> **WORK REQUIRED**: Write out the data again in full, exactly as it reads.

> **TASK INPUTS**:
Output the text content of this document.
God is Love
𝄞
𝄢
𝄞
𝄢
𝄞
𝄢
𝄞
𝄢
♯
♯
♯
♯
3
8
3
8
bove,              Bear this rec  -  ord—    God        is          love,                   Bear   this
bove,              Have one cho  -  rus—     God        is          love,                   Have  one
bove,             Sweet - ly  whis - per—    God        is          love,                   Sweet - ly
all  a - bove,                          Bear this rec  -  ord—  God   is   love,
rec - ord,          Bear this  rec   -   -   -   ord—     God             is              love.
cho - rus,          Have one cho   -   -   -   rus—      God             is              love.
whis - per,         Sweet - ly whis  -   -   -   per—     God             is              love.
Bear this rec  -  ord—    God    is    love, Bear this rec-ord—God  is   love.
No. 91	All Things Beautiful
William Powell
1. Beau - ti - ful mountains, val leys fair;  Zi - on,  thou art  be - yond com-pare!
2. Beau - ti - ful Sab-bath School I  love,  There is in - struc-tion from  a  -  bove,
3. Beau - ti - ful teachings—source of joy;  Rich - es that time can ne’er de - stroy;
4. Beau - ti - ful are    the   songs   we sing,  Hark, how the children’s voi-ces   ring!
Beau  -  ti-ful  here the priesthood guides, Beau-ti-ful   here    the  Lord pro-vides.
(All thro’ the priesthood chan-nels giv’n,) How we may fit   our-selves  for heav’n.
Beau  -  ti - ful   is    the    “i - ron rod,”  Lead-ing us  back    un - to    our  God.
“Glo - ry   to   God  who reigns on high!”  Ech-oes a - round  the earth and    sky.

> **REPLY**:
Output the text content of this document.
God is Love
𝄞
𝄢
𝄞
𝄢
𝄞
𝄢
𝄞
𝄢
♯
♯
♯
♯
3
8
3
8
bove,              Bear this rec  -  ord—    God        is          love,                   Bear   this
bove,              Have one cho  -  rus—     God        is          love,                   Have  one
bove,             Sweet - ly  whis - per—    God        is          love,                   Sweet - ly
all  a - bove,                          Bear this rec  -  ord—  God   is   love,
rec - ord,          Bear this  rec   -   -   -   ord—     God             is              love.
cho - rus,          Have one cho   -   -   -   rus—      God             is              love.
whis - per,         Sweet - ly whis  -   -   -   per—     God             is              love.
Bear this rec  -  ord—    God    is    love, Bear this rec-ord—God  is   love.
No. 91	All Things Beautiful
William Powell
1. Beau - ti - ful mountains, val leys fair;  Zi - on,  thou art  be - yond com-pare!
2. Beau - ti - ful Sab-bath School I  love,  There is in - struc-tion from  a  -  bove,
3. Beau - ti - ful teachings—source of joy;  Rich - es that time can ne’er de - stroy;
4. Beau - ti - ful are    the   songs   we sing,  Hark, how the children’s voi-ces   ring!
Beau  -  ti-ful  here the priesthood guides, Beau-ti-ful   here    the  Lord pro-vides.
(All thro’ the priesthood chan-nels giv’n,) How we may fit   our-selves  for heav’n.
Beau  -  ti - ful   is    the    “i - ron rod,”  Lead-ing us  back    un - to    our  God.
“Glo - ry   to   God  who reigns on high!”  Ech-oes a - round  the earth and    sky.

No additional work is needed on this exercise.